__Aim__.
Look for the string "Calculated" in every line, and copy each line that has it.
== Records shown
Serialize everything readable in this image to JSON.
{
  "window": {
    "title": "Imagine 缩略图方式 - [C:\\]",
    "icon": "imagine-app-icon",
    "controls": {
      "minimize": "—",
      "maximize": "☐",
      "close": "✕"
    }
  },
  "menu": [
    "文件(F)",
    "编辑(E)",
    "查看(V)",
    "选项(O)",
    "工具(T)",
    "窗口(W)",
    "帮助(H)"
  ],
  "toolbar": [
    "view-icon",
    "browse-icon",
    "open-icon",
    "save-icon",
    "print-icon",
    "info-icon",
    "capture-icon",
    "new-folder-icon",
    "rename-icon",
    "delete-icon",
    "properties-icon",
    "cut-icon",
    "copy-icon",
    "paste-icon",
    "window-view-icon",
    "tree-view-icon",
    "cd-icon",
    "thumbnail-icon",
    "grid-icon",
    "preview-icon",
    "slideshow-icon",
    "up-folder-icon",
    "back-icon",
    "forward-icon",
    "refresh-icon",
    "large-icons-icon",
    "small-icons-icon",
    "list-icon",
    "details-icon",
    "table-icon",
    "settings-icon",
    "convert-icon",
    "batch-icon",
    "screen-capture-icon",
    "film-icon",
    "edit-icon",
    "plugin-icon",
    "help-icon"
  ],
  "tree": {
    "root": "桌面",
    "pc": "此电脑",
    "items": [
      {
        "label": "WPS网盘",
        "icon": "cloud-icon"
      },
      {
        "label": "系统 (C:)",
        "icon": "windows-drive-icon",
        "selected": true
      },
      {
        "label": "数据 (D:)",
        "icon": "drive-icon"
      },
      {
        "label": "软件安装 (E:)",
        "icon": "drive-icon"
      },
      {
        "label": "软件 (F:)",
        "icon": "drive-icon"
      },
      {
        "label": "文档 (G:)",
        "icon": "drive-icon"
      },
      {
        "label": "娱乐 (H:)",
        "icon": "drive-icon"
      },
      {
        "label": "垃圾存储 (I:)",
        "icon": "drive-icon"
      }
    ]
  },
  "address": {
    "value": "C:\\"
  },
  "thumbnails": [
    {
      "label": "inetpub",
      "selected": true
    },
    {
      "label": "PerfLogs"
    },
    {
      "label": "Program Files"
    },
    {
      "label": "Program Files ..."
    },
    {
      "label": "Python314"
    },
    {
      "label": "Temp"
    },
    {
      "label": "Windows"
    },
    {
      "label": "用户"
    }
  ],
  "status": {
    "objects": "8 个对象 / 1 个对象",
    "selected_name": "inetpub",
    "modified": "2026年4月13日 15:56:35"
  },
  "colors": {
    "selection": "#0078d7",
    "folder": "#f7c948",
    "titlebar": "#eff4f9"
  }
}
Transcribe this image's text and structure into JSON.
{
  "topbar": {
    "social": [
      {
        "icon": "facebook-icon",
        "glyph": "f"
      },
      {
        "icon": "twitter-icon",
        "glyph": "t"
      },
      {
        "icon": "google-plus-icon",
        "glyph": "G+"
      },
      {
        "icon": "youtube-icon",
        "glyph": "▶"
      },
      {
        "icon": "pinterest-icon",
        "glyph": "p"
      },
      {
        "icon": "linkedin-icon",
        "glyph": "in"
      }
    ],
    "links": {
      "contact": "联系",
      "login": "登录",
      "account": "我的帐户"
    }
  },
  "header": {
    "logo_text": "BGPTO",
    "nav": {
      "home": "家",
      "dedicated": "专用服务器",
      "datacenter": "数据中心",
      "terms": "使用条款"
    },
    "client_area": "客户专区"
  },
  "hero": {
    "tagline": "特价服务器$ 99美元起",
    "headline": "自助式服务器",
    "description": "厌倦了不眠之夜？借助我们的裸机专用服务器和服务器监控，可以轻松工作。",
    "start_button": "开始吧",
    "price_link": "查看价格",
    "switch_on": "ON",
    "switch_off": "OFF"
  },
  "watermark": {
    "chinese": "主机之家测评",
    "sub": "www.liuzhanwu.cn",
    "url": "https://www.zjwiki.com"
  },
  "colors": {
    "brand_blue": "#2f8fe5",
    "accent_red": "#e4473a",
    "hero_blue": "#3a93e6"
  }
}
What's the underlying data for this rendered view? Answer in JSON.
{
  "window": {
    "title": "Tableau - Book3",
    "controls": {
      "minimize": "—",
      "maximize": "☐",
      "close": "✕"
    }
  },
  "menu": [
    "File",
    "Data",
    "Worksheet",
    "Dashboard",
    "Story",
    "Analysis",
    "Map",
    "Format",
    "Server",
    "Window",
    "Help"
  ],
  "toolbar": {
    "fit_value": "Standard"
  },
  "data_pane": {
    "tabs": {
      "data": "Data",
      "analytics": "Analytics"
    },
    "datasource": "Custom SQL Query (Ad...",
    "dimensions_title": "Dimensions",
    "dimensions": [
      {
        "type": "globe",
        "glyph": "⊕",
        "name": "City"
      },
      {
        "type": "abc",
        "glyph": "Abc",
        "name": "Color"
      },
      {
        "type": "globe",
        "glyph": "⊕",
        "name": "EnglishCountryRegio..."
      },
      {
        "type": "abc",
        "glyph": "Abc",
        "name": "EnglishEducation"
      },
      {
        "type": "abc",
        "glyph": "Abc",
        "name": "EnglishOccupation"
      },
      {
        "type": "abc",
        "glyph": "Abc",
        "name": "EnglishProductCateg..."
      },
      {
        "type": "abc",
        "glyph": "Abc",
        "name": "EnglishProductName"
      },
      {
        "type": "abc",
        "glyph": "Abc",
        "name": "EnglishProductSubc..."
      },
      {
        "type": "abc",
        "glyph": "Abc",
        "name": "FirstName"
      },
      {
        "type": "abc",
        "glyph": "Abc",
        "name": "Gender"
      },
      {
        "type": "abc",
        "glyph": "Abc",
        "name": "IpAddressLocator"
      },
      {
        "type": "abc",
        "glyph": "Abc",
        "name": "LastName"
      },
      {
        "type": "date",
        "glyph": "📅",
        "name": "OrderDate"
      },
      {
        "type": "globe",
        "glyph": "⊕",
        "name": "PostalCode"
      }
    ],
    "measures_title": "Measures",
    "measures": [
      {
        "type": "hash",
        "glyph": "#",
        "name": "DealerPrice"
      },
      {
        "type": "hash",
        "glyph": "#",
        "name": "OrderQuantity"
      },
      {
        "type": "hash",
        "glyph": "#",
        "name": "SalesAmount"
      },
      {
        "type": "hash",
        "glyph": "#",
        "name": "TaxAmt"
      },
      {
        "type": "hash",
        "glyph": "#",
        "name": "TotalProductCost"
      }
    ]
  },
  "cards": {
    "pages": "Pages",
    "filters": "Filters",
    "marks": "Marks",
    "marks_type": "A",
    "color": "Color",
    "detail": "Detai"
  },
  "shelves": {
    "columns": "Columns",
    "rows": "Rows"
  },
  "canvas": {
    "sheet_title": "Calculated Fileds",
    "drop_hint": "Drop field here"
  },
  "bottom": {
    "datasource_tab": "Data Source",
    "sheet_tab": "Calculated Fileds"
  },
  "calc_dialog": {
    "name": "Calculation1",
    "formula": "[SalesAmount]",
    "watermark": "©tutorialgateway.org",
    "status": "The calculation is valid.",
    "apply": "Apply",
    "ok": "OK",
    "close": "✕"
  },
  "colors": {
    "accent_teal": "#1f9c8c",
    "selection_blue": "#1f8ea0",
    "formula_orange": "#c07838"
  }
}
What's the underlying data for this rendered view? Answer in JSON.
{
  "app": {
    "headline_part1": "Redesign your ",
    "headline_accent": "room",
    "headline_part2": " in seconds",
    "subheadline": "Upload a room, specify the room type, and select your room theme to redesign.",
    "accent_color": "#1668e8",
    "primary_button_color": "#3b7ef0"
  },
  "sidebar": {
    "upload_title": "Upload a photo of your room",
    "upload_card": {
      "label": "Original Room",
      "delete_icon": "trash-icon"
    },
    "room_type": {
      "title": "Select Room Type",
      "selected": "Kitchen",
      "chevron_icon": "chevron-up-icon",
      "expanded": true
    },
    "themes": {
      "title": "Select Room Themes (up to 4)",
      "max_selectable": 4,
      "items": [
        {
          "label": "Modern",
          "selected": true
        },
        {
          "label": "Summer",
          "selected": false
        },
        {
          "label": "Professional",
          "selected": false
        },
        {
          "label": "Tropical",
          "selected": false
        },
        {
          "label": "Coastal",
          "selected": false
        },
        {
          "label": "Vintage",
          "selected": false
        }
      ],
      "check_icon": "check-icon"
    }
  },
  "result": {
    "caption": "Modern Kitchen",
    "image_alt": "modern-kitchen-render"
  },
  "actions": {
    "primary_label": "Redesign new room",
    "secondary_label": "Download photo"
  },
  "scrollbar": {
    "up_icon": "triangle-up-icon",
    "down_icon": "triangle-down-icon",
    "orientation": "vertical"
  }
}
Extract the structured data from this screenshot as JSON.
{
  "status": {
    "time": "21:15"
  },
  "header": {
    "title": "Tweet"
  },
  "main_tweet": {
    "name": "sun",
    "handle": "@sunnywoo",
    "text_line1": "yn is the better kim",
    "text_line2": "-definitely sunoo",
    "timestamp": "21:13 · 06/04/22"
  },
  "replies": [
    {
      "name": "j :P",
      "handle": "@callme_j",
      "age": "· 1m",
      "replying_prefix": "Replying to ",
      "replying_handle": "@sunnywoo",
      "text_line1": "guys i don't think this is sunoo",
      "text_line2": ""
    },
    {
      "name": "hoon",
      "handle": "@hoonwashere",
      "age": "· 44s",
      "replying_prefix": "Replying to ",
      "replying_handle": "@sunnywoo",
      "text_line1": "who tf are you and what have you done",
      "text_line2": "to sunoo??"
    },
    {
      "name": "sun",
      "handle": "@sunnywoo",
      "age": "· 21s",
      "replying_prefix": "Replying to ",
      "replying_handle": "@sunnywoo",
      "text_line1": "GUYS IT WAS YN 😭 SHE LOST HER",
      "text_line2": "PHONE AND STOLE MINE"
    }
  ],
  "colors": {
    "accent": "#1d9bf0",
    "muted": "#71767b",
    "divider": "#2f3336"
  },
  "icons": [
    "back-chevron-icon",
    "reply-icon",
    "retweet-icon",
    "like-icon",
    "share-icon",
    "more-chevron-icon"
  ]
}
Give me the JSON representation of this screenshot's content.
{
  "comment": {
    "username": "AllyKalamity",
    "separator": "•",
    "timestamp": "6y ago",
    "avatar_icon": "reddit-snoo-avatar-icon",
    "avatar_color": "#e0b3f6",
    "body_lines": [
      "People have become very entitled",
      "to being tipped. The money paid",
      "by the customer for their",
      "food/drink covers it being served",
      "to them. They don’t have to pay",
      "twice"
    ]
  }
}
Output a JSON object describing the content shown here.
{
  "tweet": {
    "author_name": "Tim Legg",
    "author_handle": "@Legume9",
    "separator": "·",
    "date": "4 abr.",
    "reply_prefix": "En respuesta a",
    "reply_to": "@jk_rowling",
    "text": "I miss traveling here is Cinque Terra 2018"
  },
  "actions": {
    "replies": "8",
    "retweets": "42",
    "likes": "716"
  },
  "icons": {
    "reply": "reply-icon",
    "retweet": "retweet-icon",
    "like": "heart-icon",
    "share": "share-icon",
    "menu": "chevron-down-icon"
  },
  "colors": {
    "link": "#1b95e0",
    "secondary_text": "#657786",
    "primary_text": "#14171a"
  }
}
====
__Response to this exercise__.
    "sheet_title": "Calculated Fileds",
    "sheet_tab": "Calculated Fileds"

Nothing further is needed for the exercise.